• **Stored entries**
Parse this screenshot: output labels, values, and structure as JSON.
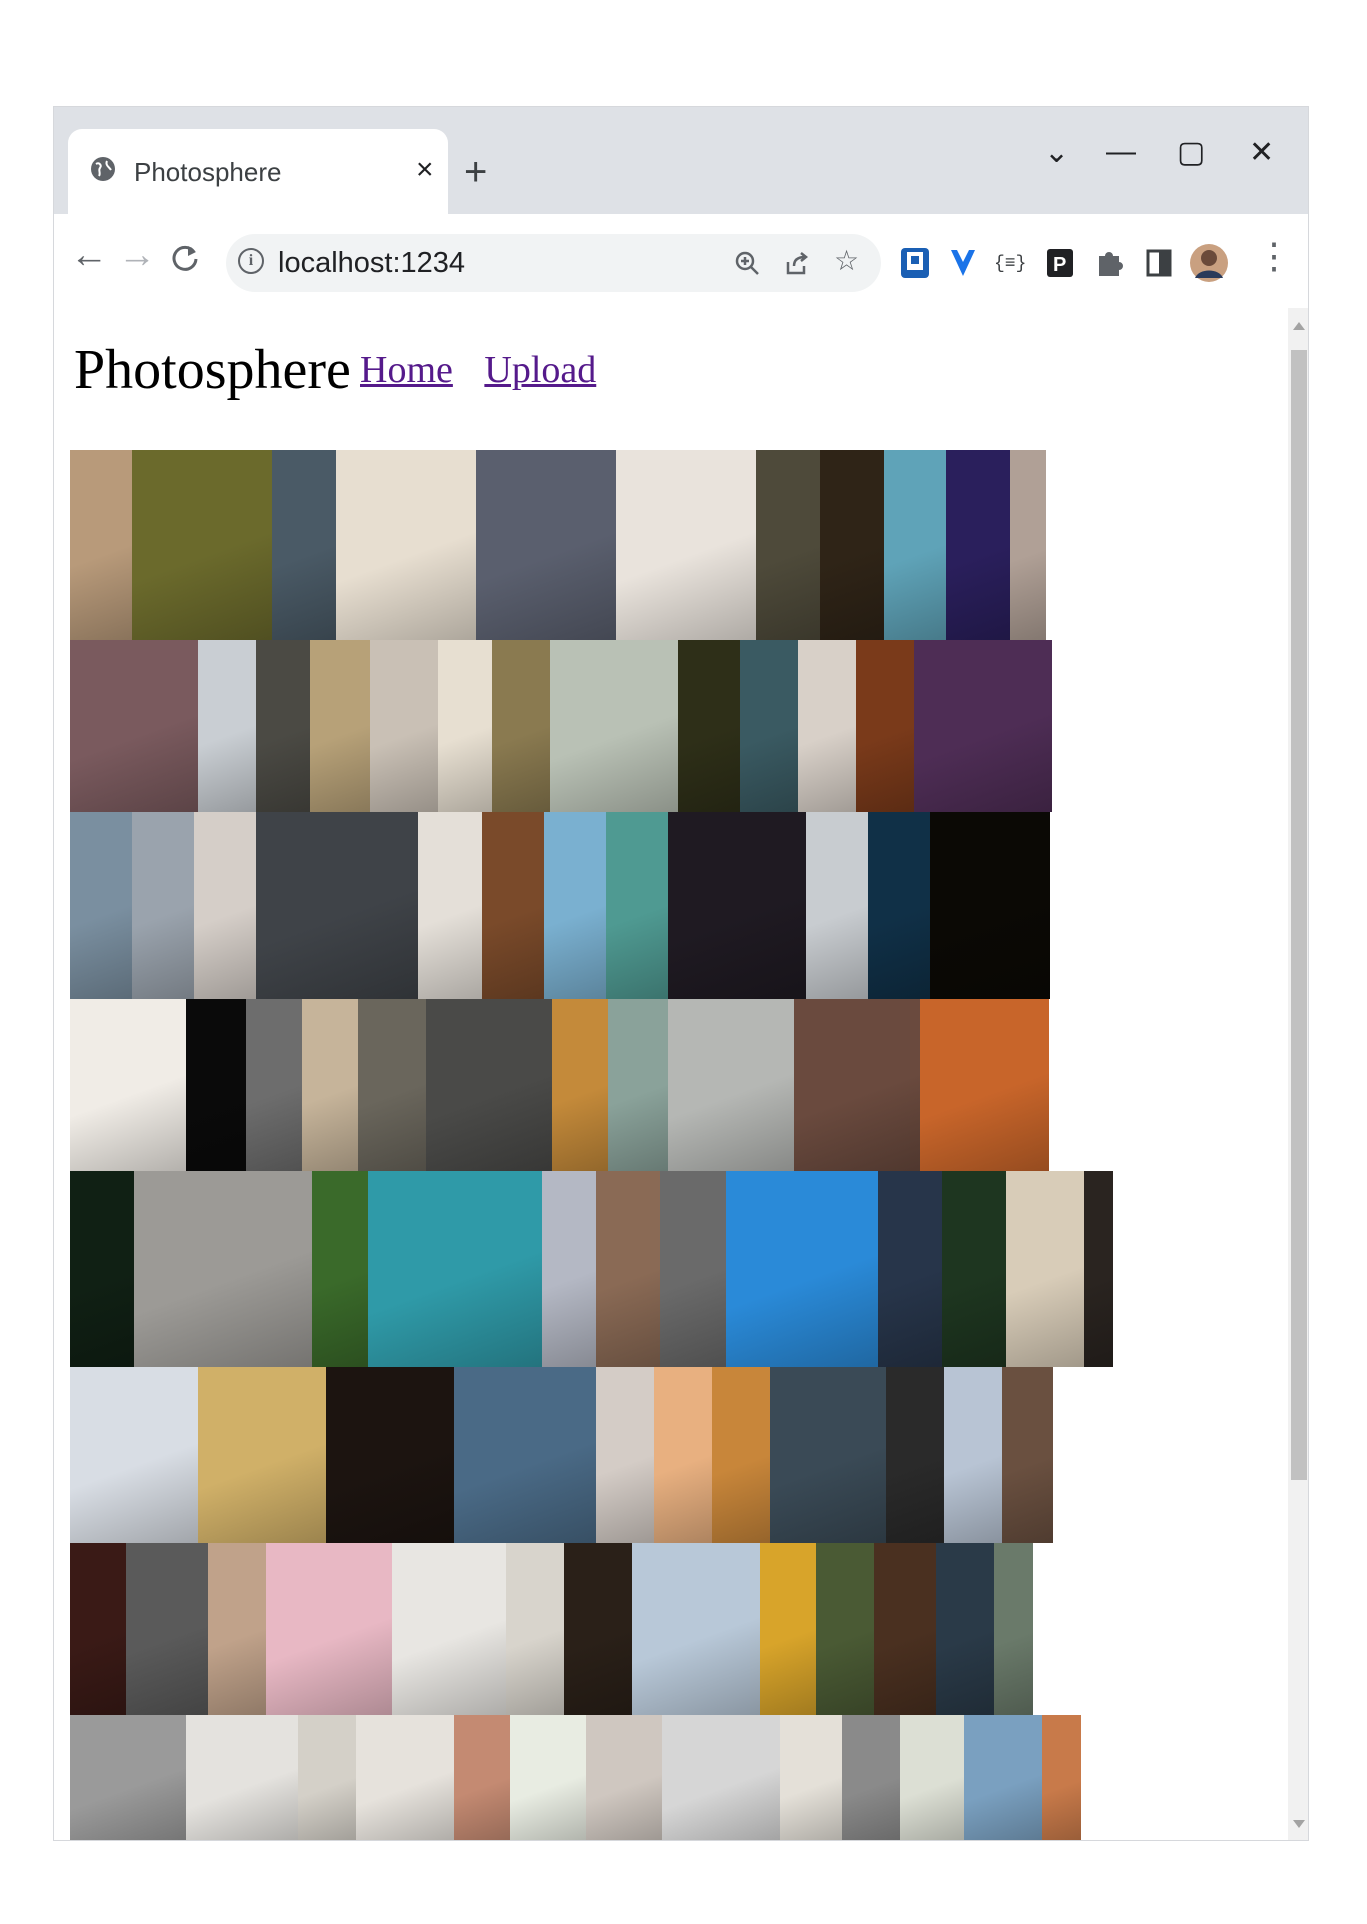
{
  "browser": {
    "tab_title": "Photosphere",
    "tab_close": "×",
    "new_tab": "+",
    "controls": {
      "tab_search": "⌄",
      "minimize": "—",
      "maximize": "▢",
      "close": "✕"
    },
    "url": "localhost:1234"
  },
  "page": {
    "title": "Photosphere",
    "nav": [
      "Home",
      "Upload"
    ]
  },
  "gallery": {
    "rows": [
      [
        "#b89a7a",
        "#6b6a2c",
        "#4a5a66",
        "#e7ded0",
        "#5a5f6e",
        "#e9e3dc",
        "#4e4a3a",
        "#2f2417",
        "#5fa3b8",
        "#2a1f5c",
        "#b0a096"
      ],
      [
        "#7a5a5e",
        "#c9ced3",
        "#4b4a44",
        "#b7a178",
        "#c9c0b5",
        "#e7dfd1",
        "#8a7a50",
        "#b9c1b5",
        "#2e2f18",
        "#3a5a62",
        "#d8d0c8",
        "#7a3a1a",
        "#4e2d55"
      ],
      [
        "#7a8fa0",
        "#9aa3ad",
        "#d5cec8",
        "#3f4348",
        "#e4dfd8",
        "#7a4a2a",
        "#7ab0d0",
        "#4f9a92",
        "#1f1a22",
        "#c8ccd0",
        "#103047",
        "#0b0905"
      ],
      [
        "#f0ece6",
        "#0a0a0a",
        "#6d6d6d",
        "#c6b49a",
        "#6a665c",
        "#4a4a48",
        "#c48a3a",
        "#8aa29a",
        "#b5b7b4",
        "#6a4a3e",
        "#c8652a"
      ],
      [
        "#102014",
        "#9c9a96",
        "#3a6a2a",
        "#2f9aa8",
        "#b4b8c4",
        "#8a6a55",
        "#6a6a6a",
        "#2a8ad8",
        "#27354a",
        "#1e3620",
        "#d8ccb8",
        "#2a2420"
      ],
      [
        "#d8dde4",
        "#d0b068",
        "#1c1410",
        "#4a6a86",
        "#d4ccc6",
        "#e8b080",
        "#c8863a",
        "#3a4a56",
        "#2a2a2a",
        "#b8c4d4",
        "#6a5040"
      ],
      [
        "#3a1a16",
        "#5a5a5a",
        "#c0a28a",
        "#e8b8c4",
        "#e8e6e2",
        "#d8d4cc",
        "#2a2018",
        "#b8c8d8",
        "#d8a42a",
        "#4a5a34",
        "#4a3020",
        "#2a3a48",
        "#6a7a6a"
      ],
      [
        "#9a9a9a",
        "#e4e2de",
        "#d4d0c8",
        "#e6e2dc",
        "#c48a72",
        "#e8ece2",
        "#cfc7c0",
        "#d6d6d6",
        "#e4e0d8",
        "#8a8a8a",
        "#dcdfd4",
        "#7aa0c0",
        "#c87a4a"
      ]
    ]
  }
}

• **Task statement**
Repeat each entry above word for word, leaving every picture out.

• **Reply to the exercise**
Parse this screenshot: output labels, values, and structure as JSON.
{
  "browser": {
    "tab_title": "Photosphere",
    "tab_close": "×",
    "new_tab": "+",
    "controls": {
      "tab_search": "⌄",
      "minimize": "—",
      "maximize": "▢",
      "close": "✕"
    },
    "url": "localhost:1234"
  },
  "page": {
    "title": "Photosphere",
    "nav": [
      "Home",
      "Upload"
    ]
  },
  "gallery": {
    "rows": [
      [
        "#b89a7a",
        "#6b6a2c",
        "#4a5a66",
        "#e7ded0",
        "#5a5f6e",
        "#e9e3dc",
        "#4e4a3a",
        "#2f2417",
        "#5fa3b8",
        "#2a1f5c",
        "#b0a096"
      ],
      [
        "#7a5a5e",
        "#c9ced3",
        "#4b4a44",
        "#b7a178",
        "#c9c0b5",
        "#e7dfd1",
        "#8a7a50",
        "#b9c1b5",
        "#2e2f18",
        "#3a5a62",
        "#d8d0c8",
        "#7a3a1a",
        "#4e2d55"
      ],
      [
        "#7a8fa0",
        "#9aa3ad",
        "#d5cec8",
        "#3f4348",
        "#e4dfd8",
        "#7a4a2a",
        "#7ab0d0",
        "#4f9a92",
        "#1f1a22",
        "#c8ccd0",
        "#103047",
        "#0b0905"
      ],
      [
        "#f0ece6",
        "#0a0a0a",
        "#6d6d6d",
        "#c6b49a",
        "#6a665c",
        "#4a4a48",
        "#c48a3a",
        "#8aa29a",
        "#b5b7b4",
        "#6a4a3e",
        "#c8652a"
      ],
      [
        "#102014",
        "#9c9a96",
        "#3a6a2a",
        "#2f9aa8",
        "#b4b8c4",
        "#8a6a55",
        "#6a6a6a",
        "#2a8ad8",
        "#27354a",
        "#1e3620",
        "#d8ccb8",
        "#2a2420"
      ],
      [
        "#d8dde4",
        "#d0b068",
        "#1c1410",
        "#4a6a86",
        "#d4ccc6",
        "#e8b080",
        "#c8863a",
        "#3a4a56",
        "#2a2a2a",
        "#b8c4d4",
        "#6a5040"
      ],
      [
        "#3a1a16",
        "#5a5a5a",
        "#c0a28a",
        "#e8b8c4",
        "#e8e6e2",
        "#d8d4cc",
        "#2a2018",
        "#b8c8d8",
        "#d8a42a",
        "#4a5a34",
        "#4a3020",
        "#2a3a48",
        "#6a7a6a"
      ],
      [
        "#9a9a9a",
        "#e4e2de",
        "#d4d0c8",
        "#e6e2dc",
        "#c48a72",
        "#e8ece2",
        "#cfc7c0",
        "#d6d6d6",
        "#e4e0d8",
        "#8a8a8a",
        "#dcdfd4",
        "#7aa0c0",
        "#c87a4a"
      ]
    ]
  }
}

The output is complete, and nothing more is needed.